+++ Provided material
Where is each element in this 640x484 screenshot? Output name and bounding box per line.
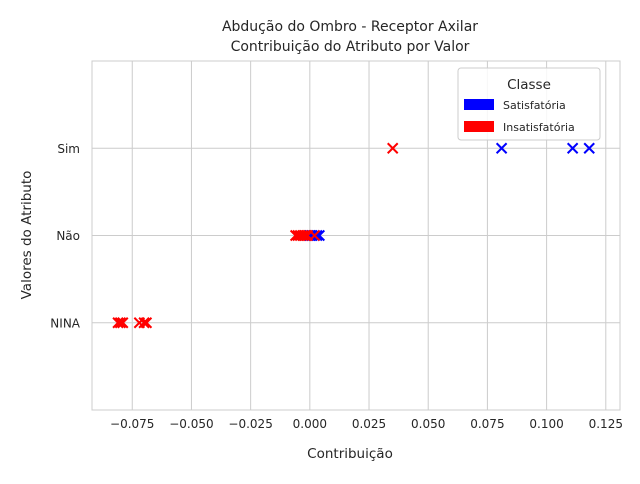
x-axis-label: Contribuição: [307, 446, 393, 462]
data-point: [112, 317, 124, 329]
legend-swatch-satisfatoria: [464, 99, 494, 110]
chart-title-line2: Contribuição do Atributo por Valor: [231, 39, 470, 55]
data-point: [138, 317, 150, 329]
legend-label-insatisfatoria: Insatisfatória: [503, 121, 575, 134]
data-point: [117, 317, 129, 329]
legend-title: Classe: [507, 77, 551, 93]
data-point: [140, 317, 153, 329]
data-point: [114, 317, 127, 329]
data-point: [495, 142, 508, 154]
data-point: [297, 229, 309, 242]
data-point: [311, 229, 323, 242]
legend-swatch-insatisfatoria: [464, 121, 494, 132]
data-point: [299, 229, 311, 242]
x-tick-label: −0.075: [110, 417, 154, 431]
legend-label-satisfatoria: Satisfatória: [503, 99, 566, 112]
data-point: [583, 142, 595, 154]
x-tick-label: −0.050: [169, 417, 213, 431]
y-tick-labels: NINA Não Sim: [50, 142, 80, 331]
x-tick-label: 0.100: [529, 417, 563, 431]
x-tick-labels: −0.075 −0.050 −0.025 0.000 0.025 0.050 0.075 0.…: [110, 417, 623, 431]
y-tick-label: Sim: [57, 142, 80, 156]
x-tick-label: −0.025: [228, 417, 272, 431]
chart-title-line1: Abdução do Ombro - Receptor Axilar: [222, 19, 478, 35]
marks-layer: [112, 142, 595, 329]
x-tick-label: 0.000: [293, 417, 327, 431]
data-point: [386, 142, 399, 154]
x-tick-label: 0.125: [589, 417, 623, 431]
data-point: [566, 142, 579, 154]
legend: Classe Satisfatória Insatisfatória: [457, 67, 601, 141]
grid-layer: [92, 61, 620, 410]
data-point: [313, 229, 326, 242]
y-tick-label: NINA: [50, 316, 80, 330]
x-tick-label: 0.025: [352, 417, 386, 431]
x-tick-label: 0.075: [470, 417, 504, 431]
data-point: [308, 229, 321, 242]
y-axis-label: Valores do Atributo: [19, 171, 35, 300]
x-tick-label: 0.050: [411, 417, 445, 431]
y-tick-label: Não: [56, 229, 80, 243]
++++++
+++ Provided material
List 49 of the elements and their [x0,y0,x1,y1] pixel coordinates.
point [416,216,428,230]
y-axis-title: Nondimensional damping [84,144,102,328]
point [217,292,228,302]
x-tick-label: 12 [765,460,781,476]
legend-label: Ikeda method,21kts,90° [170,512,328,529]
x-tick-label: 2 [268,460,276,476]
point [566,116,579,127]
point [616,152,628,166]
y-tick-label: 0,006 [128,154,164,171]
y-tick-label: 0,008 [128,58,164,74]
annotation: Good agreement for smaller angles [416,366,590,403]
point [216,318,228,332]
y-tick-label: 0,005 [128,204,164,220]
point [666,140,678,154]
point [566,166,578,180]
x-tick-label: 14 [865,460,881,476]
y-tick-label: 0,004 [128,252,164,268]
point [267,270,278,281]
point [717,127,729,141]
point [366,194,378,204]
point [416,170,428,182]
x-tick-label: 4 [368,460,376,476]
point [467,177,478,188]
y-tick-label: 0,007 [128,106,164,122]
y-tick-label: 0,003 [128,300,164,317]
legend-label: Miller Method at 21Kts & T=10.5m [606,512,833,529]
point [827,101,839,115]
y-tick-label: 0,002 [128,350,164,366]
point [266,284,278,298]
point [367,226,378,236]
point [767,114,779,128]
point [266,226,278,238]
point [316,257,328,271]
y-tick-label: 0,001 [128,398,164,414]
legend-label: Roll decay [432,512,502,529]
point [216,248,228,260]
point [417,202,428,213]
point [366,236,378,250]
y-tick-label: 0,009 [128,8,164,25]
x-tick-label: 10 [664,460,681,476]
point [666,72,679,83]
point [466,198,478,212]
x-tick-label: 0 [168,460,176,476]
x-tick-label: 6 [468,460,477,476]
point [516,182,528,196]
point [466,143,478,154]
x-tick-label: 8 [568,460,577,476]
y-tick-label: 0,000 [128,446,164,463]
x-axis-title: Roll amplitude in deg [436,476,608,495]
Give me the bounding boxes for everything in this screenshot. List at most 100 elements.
++++++
Return the lines of the material without alteration, starting at the line that contains "x-axis-label: Contribuição: [307, 446, 393, 462]" and ending after the line that contains "data-point: [583, 142, 595, 154]".

x-axis-label: Contribuição: [307, 446, 393, 462]
data-point: [112, 317, 124, 329]
legend-swatch-satisfatoria: [464, 99, 494, 110]
chart-title-line2: Contribuição do Atributo por Valor: [231, 39, 470, 55]
data-point: [138, 317, 150, 329]
legend-label-insatisfatoria: Insatisfatória: [503, 121, 575, 134]
data-point: [117, 317, 129, 329]
legend-title: Classe: [507, 77, 551, 93]
data-point: [140, 317, 153, 329]
data-point: [114, 317, 127, 329]
data-point: [495, 142, 508, 154]
data-point: [297, 229, 309, 242]
data-point: [311, 229, 323, 242]
legend-swatch-insatisfatoria: [464, 121, 494, 132]
data-point: [299, 229, 311, 242]
x-tick-label: −0.075: [110, 417, 154, 431]
legend-label-satisfatoria: Satisfatória: [503, 99, 566, 112]
data-point: [583, 142, 595, 154]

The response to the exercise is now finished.